— WORK TO COMPLETE —
Output the lines exactly as they appear, from the first one through the line that contains "svg-text:1990: 1990 <box>405", including both ends.
==== GIVEN ENTRIES
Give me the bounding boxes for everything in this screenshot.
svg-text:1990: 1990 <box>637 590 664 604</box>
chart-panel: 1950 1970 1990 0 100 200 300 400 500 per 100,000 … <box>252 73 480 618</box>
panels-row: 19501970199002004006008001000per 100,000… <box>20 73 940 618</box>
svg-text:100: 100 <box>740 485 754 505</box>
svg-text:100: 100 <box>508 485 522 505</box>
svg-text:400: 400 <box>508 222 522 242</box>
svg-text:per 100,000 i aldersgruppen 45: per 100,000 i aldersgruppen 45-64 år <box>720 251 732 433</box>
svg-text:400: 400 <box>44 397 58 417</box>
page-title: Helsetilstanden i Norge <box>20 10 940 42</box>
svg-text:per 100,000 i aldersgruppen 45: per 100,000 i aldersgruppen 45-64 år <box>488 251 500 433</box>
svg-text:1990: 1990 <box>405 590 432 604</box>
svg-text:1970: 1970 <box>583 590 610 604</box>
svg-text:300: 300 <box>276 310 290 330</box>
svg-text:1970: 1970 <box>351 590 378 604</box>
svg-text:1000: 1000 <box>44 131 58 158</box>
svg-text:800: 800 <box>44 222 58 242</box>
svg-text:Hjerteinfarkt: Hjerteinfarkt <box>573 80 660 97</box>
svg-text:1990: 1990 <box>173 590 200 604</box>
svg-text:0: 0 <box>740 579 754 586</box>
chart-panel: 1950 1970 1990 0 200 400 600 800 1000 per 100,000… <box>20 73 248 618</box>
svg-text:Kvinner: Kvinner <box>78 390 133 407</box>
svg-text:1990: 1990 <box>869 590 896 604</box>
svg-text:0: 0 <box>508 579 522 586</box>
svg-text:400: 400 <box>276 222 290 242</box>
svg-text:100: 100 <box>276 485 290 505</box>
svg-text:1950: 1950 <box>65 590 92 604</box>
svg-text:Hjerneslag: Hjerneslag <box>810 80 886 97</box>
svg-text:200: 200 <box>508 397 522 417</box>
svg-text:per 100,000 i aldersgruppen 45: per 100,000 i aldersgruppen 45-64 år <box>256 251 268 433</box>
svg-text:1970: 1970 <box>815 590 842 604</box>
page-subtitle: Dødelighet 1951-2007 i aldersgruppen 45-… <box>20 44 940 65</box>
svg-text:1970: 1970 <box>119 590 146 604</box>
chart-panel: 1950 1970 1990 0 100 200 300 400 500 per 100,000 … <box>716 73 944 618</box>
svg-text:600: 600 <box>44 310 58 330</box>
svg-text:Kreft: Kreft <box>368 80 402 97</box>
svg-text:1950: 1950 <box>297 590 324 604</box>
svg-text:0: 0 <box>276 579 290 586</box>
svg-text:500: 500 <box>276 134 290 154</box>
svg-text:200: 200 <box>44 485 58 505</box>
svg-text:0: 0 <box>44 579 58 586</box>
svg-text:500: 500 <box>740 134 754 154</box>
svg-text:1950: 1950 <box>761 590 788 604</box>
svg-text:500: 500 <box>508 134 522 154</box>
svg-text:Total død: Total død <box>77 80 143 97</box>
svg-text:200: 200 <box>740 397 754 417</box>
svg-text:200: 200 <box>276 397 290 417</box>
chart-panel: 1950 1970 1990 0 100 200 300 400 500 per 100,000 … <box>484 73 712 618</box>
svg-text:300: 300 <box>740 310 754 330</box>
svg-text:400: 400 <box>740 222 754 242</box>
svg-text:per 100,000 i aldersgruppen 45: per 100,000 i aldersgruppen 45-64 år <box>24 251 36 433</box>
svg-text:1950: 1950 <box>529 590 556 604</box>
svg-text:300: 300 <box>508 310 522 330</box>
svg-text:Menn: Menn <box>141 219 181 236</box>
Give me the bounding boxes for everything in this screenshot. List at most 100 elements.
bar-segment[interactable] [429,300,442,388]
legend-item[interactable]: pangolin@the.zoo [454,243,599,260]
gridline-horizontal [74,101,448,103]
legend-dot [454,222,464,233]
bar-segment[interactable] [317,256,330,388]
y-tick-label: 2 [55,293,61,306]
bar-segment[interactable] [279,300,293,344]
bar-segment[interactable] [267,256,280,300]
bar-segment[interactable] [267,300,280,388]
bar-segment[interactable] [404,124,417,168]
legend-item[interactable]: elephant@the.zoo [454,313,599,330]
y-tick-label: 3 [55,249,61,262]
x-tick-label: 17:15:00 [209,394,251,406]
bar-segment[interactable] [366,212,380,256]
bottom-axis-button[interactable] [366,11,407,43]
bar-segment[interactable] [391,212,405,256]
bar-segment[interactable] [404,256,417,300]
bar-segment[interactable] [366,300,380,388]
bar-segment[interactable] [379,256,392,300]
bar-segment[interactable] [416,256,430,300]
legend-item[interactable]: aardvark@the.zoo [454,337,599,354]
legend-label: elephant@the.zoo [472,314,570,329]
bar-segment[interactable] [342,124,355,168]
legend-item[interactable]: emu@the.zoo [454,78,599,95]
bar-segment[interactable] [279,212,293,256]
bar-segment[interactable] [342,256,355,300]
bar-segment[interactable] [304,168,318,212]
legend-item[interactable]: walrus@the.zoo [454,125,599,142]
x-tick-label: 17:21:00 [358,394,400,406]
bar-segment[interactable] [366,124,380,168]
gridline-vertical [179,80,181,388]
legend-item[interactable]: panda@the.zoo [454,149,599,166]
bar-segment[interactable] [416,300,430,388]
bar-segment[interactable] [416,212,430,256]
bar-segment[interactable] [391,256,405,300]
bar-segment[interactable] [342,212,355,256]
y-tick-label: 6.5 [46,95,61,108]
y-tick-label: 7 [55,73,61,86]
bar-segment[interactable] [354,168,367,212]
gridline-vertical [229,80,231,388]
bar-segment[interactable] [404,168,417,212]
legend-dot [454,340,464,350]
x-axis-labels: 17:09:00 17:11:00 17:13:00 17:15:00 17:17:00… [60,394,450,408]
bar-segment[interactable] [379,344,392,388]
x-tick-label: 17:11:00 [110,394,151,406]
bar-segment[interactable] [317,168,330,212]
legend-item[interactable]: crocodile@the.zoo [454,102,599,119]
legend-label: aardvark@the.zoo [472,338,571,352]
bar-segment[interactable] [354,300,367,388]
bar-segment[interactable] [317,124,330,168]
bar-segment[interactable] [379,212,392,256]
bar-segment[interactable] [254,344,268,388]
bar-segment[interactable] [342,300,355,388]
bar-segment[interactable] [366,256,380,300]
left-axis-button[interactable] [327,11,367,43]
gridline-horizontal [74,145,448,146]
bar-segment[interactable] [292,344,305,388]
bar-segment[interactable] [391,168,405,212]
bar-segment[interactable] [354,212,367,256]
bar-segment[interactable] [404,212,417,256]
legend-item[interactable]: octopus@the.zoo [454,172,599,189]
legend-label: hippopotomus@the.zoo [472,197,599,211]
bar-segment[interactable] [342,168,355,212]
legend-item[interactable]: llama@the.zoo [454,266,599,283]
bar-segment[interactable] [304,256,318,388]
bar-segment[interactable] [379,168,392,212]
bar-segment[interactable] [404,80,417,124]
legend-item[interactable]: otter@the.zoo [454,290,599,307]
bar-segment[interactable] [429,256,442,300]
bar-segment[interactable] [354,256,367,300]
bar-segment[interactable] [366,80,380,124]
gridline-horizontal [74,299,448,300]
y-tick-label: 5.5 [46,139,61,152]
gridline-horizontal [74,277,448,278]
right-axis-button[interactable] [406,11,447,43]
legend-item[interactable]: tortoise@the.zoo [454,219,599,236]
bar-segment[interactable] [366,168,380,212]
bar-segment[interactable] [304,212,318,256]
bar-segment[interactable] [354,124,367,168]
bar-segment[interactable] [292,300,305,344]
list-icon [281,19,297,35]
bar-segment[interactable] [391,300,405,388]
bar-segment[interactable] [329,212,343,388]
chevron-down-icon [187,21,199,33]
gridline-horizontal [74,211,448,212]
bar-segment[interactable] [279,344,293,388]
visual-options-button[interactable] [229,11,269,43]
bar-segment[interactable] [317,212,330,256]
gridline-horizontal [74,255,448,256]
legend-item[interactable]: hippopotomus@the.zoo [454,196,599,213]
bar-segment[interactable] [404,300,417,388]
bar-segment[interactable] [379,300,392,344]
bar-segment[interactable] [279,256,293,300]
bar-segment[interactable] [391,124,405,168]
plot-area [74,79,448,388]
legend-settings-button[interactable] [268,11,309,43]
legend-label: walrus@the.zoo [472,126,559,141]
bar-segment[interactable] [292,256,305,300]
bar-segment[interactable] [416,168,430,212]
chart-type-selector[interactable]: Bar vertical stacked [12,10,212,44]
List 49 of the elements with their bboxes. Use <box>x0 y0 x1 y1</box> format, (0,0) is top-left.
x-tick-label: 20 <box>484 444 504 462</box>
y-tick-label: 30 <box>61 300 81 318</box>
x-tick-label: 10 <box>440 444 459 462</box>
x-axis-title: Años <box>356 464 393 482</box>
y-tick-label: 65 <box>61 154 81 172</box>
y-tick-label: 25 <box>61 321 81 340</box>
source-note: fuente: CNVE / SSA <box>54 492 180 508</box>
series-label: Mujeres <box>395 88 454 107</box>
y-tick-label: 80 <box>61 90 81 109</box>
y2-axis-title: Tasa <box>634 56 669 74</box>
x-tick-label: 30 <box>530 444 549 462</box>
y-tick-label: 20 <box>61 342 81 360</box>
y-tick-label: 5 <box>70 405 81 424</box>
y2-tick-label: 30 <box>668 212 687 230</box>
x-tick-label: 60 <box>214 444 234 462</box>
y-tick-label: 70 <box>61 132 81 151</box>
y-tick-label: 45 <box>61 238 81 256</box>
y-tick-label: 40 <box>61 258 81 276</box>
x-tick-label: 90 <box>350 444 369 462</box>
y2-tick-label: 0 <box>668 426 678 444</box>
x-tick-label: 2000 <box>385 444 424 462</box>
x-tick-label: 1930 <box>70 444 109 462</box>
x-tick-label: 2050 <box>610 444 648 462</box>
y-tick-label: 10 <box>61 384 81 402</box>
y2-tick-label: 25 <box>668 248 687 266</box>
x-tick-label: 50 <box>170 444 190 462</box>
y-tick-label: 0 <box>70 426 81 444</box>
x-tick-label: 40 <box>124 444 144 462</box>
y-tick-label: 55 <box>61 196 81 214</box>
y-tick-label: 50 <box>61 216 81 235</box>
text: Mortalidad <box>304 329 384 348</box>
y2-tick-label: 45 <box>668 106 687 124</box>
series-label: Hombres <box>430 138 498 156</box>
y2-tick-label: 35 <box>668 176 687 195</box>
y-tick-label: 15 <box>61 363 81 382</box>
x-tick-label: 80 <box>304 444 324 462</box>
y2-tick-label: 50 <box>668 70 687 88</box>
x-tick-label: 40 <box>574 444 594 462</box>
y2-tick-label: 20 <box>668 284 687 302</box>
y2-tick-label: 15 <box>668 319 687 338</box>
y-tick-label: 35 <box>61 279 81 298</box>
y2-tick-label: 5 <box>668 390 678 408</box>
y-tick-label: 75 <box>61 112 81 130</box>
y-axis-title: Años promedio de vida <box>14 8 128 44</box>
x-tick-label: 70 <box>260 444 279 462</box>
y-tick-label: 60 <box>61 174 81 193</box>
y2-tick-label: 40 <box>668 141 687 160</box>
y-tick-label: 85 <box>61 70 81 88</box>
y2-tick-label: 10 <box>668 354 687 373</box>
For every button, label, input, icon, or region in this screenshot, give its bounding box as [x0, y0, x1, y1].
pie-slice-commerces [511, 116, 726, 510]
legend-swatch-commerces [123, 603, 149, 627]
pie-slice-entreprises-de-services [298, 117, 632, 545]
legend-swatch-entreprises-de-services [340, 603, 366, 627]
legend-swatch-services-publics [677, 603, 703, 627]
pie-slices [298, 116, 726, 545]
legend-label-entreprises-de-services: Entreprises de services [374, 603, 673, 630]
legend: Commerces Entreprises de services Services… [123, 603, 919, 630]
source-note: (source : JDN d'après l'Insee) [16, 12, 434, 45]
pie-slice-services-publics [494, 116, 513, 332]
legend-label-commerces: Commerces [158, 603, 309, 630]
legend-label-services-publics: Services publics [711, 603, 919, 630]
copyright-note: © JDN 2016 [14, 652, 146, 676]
========
— SOLUTION FOR THIS PROBLEM —
Give me the bounding boxes for everything in this screenshot.
svg-text:1990: 1990 <box>637 590 664 604</box>
chart-panel: 1950 1970 1990 0 100 200 300 400 500 per 100,000 … <box>252 73 480 618</box>
panels-row: 19501970199002004006008001000per 100,000… <box>20 73 940 618</box>
svg-text:100: 100 <box>740 485 754 505</box>
svg-text:100: 100 <box>508 485 522 505</box>
svg-text:400: 400 <box>508 222 522 242</box>
svg-text:per 100,000 i aldersgruppen 45: per 100,000 i aldersgruppen 45-64 år <box>720 251 732 433</box>
svg-text:400: 400 <box>44 397 58 417</box>
page-title: Helsetilstanden i Norge <box>20 10 940 42</box>
svg-text:per 100,000 i aldersgruppen 45: per 100,000 i aldersgruppen 45-64 år <box>488 251 500 433</box>
svg-text:1990: 1990 <box>405 590 432 604</box>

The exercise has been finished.